> ЗАДАНИЕ A: Как, по словам отрывка, поступает молодой человек, который едет по деревенской улице, где стоят люди почтенных лет?

> ОТРЫВОК:
+ + + + +

Во всяком случае, однако, китайский крестьянин далеко культурнее нашего; он вежливее; молодой человек, проезжая по деревенской улице, на которой стоят люди почтенных лет, спешивается и, хотя те добродушно кричат ему: «Поезжай без церемоний!» – идет по деревне пешком. Воспитанное в такой дисциплине, китайское крестьянство умеет держать себя прилично во всех случаях; даже когда оно образует толпу, вы чувствуете, что она состоит из выдрессированных людей. Меня постоянно удивляла покладистость китайских простолюдинов; при расчете за службу у нас никогда не возникало споров; сколько бы шуму было с русскими возчиками из-за того, что барин сворачивал в сторону от маршрута, обозначенного в договоре; с китайскими же возчиками всегда у нас споры кончались полюбовно, – никогда они не возбуждали вопроса о лишней совершенной ими работе и приплате за нее. Вообще в китайской массе много той духовной культуры, которая создается не литературной проповедью, а простым продолжительным совместным сожительством людей, и которая вырабатывает практику скорого полюбовного улаживания разных непредвиденных столкновений жизненных интересов.

+ + + + +

> ЛИСТИНГ:
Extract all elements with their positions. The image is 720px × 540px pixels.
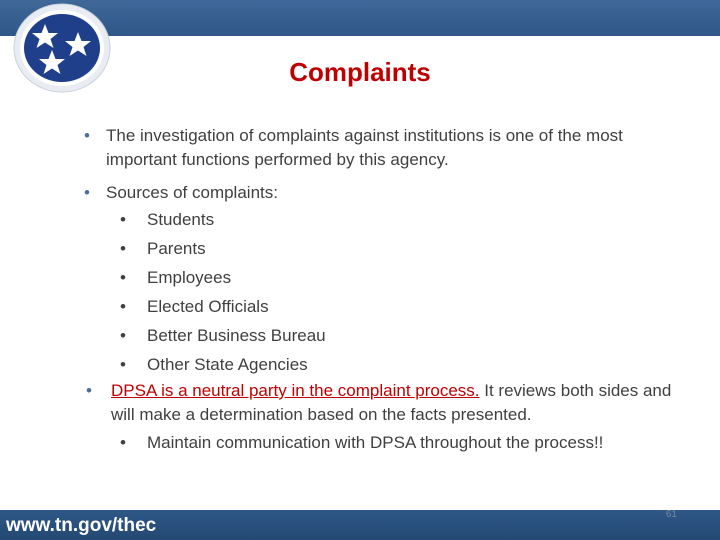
source-item xyxy=(84,321,684,350)
slide-title: Complaints xyxy=(289,57,431,87)
bullet-sources-heading xyxy=(84,181,684,205)
page-number: 61 xyxy=(665,509,677,520)
bullet-icon: • xyxy=(120,239,126,258)
source-label: Other State Agencies xyxy=(147,355,308,374)
bullet-dpsa xyxy=(84,379,684,427)
bullet-icon: • xyxy=(120,433,126,452)
maintain-text: Maintain communication with DPSA throughout the process!! xyxy=(147,433,604,452)
footer-url[interactable]: www.tn.gov/thec xyxy=(6,515,157,536)
bullet-maintain xyxy=(84,431,684,455)
source-item xyxy=(84,350,684,379)
source-item xyxy=(84,263,684,292)
source-label: Employees xyxy=(147,268,232,287)
bullet-icon: • xyxy=(120,355,126,374)
source-item xyxy=(84,234,684,263)
bullet-icon: • xyxy=(120,326,126,345)
investigation-text: The investigation of complaints against institutions is one of the most important functions performed by this agency. xyxy=(106,126,623,169)
bullet-icon: • xyxy=(86,381,92,400)
source-label: Elected Officials xyxy=(147,297,269,316)
bullet-icon: • xyxy=(84,126,90,145)
dpsa-review-text: It reviews both sides and will make a determination based on the facts presented. xyxy=(111,381,672,424)
footer-bar xyxy=(0,510,720,540)
source-label: Students xyxy=(147,210,215,229)
source-label: Better Business Bureau xyxy=(147,326,326,345)
sources-heading: Sources of complaints: xyxy=(106,183,278,202)
bullet-icon: • xyxy=(84,183,90,202)
source-label: Parents xyxy=(147,239,206,258)
slide-content xyxy=(84,124,684,455)
bullet-icon: • xyxy=(120,268,126,287)
bullet-investigation xyxy=(84,124,684,172)
dpsa-neutral-text: DPSA is a neutral party in the complaint process. xyxy=(111,381,480,400)
bullet-icon: • xyxy=(120,210,126,229)
source-item xyxy=(84,292,684,321)
bullet-icon: • xyxy=(120,297,126,316)
source-item xyxy=(84,205,684,234)
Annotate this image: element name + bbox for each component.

+ + + + +

> ЗАДАНИЕ B: Укажите, сколько строк листинга содержат строку «image» с учетом регистра. В ответе должно быть только число.

> ОТВЕТ A: Он спешивается и идет по деревне пешком.

> ОТВЕТ B: 2